Your task: Check every line of the entries below for the word "name", and copy the ones that have it.

┄┄┄┄┄┄

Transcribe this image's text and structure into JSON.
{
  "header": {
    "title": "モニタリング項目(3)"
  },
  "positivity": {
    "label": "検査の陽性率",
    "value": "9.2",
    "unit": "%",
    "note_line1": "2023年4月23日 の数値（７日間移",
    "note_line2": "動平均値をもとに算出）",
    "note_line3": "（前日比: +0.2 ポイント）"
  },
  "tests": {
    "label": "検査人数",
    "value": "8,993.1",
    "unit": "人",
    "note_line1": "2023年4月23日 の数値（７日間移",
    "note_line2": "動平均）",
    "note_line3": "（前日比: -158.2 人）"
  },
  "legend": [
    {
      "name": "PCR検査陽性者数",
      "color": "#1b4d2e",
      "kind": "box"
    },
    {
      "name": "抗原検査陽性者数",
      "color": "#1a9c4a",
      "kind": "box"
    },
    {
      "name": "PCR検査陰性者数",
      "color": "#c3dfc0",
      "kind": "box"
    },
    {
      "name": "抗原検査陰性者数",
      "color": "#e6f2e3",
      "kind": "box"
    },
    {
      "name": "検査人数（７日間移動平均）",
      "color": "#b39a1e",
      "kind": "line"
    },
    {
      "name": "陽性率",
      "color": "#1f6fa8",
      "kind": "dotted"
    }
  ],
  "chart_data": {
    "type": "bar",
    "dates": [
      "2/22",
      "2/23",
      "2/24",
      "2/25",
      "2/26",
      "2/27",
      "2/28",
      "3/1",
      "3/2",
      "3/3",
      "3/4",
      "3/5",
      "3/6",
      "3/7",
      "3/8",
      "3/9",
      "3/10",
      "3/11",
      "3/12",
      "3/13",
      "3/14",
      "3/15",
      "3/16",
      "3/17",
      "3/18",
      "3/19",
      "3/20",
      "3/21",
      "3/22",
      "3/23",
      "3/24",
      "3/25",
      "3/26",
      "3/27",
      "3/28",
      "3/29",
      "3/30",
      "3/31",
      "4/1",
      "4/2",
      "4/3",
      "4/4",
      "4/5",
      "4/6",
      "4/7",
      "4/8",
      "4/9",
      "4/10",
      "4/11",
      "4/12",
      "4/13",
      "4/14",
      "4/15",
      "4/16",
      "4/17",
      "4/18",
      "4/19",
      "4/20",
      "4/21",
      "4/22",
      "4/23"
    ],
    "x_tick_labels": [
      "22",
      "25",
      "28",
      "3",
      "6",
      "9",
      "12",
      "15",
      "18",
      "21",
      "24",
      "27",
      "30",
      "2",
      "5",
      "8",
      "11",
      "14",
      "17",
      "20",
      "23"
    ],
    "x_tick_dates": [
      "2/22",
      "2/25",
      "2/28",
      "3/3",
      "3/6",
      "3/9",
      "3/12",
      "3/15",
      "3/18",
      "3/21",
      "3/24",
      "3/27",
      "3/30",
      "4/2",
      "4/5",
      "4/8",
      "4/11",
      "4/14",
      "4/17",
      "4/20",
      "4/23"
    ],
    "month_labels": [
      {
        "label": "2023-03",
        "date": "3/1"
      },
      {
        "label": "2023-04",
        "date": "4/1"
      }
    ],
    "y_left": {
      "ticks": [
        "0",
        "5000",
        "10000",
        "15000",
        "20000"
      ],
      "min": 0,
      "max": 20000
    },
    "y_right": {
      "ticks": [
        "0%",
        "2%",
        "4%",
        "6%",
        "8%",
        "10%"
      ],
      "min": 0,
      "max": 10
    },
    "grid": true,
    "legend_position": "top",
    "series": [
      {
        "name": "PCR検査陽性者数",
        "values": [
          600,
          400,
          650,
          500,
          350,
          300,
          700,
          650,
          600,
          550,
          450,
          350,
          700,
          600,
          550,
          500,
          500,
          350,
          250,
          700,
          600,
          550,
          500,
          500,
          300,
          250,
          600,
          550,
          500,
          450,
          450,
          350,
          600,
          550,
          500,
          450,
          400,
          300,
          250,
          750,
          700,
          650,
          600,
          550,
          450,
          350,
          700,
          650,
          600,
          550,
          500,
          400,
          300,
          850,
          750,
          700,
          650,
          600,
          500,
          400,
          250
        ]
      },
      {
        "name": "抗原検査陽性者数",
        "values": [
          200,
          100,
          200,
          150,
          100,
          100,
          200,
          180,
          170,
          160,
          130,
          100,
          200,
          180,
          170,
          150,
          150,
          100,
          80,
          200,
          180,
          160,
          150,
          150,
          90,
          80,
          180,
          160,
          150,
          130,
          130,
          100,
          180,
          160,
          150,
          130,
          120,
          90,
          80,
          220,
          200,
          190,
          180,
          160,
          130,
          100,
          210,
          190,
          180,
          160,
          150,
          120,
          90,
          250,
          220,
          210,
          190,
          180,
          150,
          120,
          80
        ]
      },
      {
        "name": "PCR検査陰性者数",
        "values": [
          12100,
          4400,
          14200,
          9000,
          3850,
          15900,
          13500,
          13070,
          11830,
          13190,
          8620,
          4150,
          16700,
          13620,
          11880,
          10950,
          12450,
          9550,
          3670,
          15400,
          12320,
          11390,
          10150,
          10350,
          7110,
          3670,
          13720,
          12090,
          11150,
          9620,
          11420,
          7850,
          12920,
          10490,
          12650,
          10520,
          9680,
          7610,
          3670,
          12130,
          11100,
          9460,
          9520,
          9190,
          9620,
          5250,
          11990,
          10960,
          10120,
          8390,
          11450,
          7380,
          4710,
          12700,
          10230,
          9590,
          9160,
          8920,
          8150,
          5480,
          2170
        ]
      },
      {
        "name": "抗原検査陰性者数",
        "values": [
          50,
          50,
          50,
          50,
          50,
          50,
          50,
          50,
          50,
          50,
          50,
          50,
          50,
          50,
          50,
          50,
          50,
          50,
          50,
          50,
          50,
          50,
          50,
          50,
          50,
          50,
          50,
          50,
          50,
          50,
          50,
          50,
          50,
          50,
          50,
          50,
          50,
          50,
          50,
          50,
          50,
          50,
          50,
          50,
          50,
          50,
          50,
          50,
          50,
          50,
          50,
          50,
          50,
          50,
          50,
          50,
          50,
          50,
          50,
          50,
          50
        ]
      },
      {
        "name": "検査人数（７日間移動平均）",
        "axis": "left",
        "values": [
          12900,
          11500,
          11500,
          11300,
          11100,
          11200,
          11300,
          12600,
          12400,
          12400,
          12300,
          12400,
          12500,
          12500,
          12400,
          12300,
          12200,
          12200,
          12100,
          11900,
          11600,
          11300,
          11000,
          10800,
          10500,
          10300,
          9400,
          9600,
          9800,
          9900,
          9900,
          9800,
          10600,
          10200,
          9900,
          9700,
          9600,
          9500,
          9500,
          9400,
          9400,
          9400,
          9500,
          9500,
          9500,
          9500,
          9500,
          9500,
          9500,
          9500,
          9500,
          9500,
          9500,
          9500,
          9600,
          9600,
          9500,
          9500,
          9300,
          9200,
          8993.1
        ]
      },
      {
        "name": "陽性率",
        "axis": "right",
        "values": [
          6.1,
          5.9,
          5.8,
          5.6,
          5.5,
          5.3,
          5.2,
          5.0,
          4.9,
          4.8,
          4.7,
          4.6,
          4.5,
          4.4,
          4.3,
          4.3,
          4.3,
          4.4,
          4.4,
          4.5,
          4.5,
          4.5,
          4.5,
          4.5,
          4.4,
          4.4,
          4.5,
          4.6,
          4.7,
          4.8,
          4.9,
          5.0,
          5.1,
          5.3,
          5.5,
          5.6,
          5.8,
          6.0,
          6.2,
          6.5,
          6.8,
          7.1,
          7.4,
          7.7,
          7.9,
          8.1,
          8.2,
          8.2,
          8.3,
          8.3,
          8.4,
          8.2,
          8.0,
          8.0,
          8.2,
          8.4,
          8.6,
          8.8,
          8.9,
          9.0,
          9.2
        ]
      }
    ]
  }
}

┄┄┄┄┄┄

Output of the exercise:
      "name": "PCR検査陽性者数",
      "name": "抗原検査陽性者数",
      "name": "PCR検査陰性者数",
      "name": "抗原検査陰性者数",
      "name": "検査人数（７日間移動平均）",
      "name": "陽性率",
        "name": "PCR検査陽性者数",
        "name": "抗原検査陽性者数",
        "name": "PCR検査陰性者数",
        "name": "抗原検査陰性者数",
        "name": "検査人数（７日間移動平均）",
        "name": "陽性率",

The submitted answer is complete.